§ THE TASK:
Restate the records that follow word for word; no pictures should appear.
========
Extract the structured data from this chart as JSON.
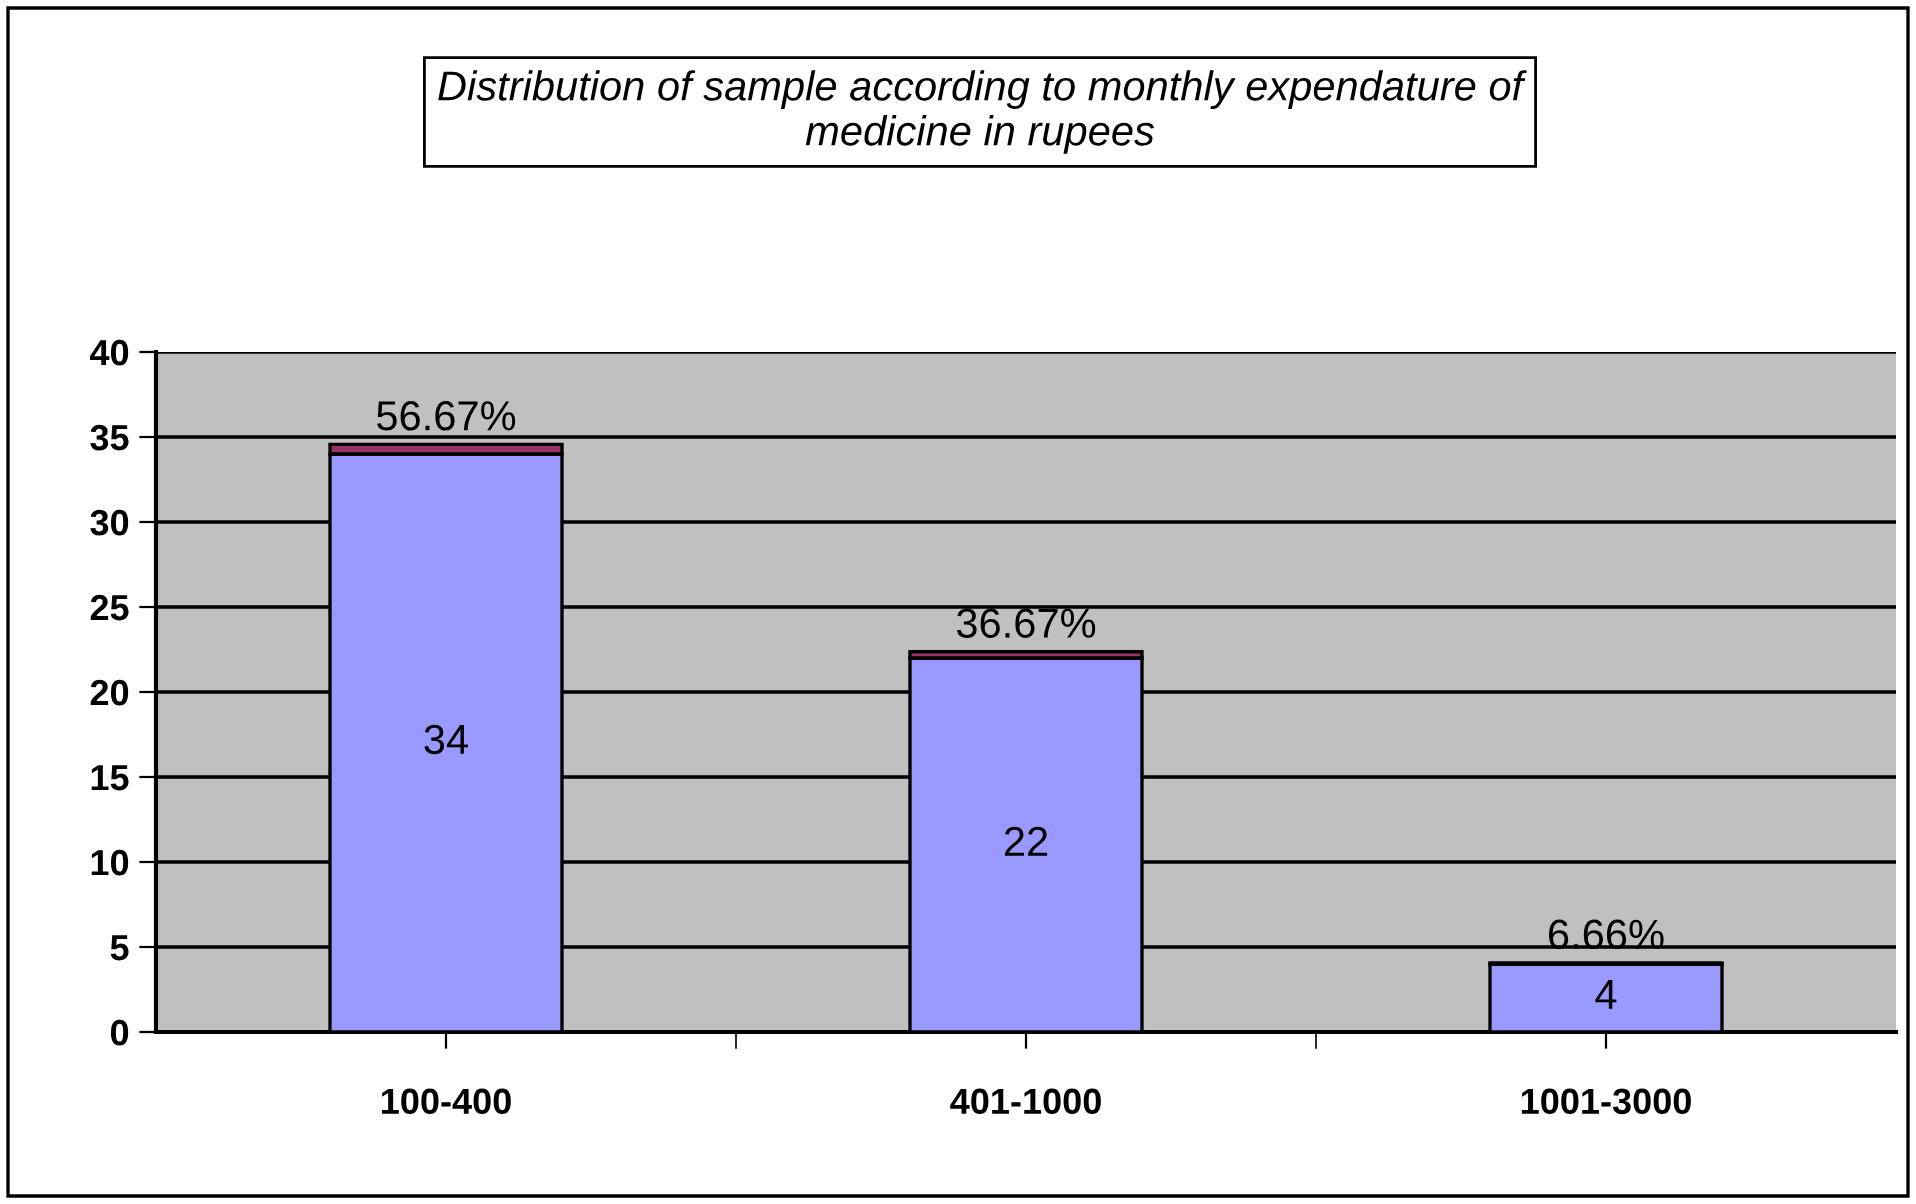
{
  "chart_data": {
    "type": "bar",
    "title": "Distribution of sample according to monthly expendature of\nmedicine in rupees",
    "categories": [
      "100-400",
      "401-1000",
      "1001-3000"
    ],
    "stacked": true,
    "series": [
      {
        "color": "#9999ff",
        "values": [
          34,
          22,
          4
        ],
        "value_labels": [
          "34",
          "22",
          "4"
        ]
      },
      {
        "color": "#993366",
        "values": [
          0.5667,
          0.3667,
          0.0666
        ],
        "value_labels": [
          "56.67%",
          "36.67%",
          "6.66%"
        ]
      }
    ],
    "ylim": [
      0,
      40
    ],
    "yticks": [
      0,
      5,
      10,
      15,
      20,
      25,
      30,
      35,
      40
    ],
    "grid": "y",
    "legend": false
  }
}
========
§ OUTPUT FOR THIS TASK:
Extract the structured data from this chart as JSON.
{
  "chart_data": {
    "type": "bar",
    "title": "Distribution of sample according to monthly expendature of\nmedicine in rupees",
    "categories": [
      "100-400",
      "401-1000",
      "1001-3000"
    ],
    "stacked": true,
    "series": [
      {
        "color": "#9999ff",
        "values": [
          34,
          22,
          4
        ],
        "value_labels": [
          "34",
          "22",
          "4"
        ]
      },
      {
        "color": "#993366",
        "values": [
          0.5667,
          0.3667,
          0.0666
        ],
        "value_labels": [
          "56.67%",
          "36.67%",
          "6.66%"
        ]
      }
    ],
    "ylim": [
      0,
      40
    ],
    "yticks": [
      0,
      5,
      10,
      15,
      20,
      25,
      30,
      35,
      40
    ],
    "grid": "y",
    "legend": false
  }
}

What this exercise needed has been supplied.